_TASK TO CARRY OUT_
From the entries below, extract every line that includes the word "industry".

_DATASET ENTRIES_
..........

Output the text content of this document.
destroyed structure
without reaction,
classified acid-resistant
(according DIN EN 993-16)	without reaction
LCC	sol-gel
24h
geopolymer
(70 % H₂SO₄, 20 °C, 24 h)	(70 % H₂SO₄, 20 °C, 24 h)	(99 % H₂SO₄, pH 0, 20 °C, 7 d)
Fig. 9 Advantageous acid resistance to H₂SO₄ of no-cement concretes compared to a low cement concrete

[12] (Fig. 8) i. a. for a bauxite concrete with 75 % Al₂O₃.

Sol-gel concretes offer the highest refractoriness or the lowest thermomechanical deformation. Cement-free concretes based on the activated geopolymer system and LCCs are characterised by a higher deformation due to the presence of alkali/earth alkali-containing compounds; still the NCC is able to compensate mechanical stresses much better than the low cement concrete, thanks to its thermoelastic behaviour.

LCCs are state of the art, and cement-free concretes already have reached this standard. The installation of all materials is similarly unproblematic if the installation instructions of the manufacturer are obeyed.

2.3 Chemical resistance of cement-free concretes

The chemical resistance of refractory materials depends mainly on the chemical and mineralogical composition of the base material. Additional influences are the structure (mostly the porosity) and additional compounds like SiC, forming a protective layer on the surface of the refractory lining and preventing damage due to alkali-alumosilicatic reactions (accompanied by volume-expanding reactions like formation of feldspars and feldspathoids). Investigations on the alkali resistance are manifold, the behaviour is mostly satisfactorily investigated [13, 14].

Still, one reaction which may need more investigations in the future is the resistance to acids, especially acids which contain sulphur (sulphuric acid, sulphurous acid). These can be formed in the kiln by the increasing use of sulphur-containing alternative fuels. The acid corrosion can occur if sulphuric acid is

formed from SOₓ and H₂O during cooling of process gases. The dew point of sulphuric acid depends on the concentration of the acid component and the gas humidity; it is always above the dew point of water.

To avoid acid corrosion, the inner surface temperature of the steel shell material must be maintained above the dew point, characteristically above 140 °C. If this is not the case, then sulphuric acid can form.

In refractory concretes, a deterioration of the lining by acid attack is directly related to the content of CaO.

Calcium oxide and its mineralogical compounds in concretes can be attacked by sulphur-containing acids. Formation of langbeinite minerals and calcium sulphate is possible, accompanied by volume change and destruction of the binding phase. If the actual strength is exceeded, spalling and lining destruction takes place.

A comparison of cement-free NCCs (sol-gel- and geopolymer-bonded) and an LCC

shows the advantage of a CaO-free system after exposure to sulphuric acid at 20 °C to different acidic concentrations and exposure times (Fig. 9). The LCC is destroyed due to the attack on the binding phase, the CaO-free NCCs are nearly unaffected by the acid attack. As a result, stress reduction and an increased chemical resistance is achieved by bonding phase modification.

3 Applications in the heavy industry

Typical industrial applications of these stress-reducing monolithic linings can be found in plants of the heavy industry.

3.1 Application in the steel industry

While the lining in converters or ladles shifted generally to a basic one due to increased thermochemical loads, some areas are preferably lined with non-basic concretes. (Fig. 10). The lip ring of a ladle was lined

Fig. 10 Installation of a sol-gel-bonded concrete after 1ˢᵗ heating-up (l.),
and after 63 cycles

..........

_SOLUTION FOR THIS PROBLEM_
3 Applications in the heavy industry
Typical industrial applications of these stress-reducing monolithic linings can be found in plants of the heavy industry.
3.1 Application in the steel industry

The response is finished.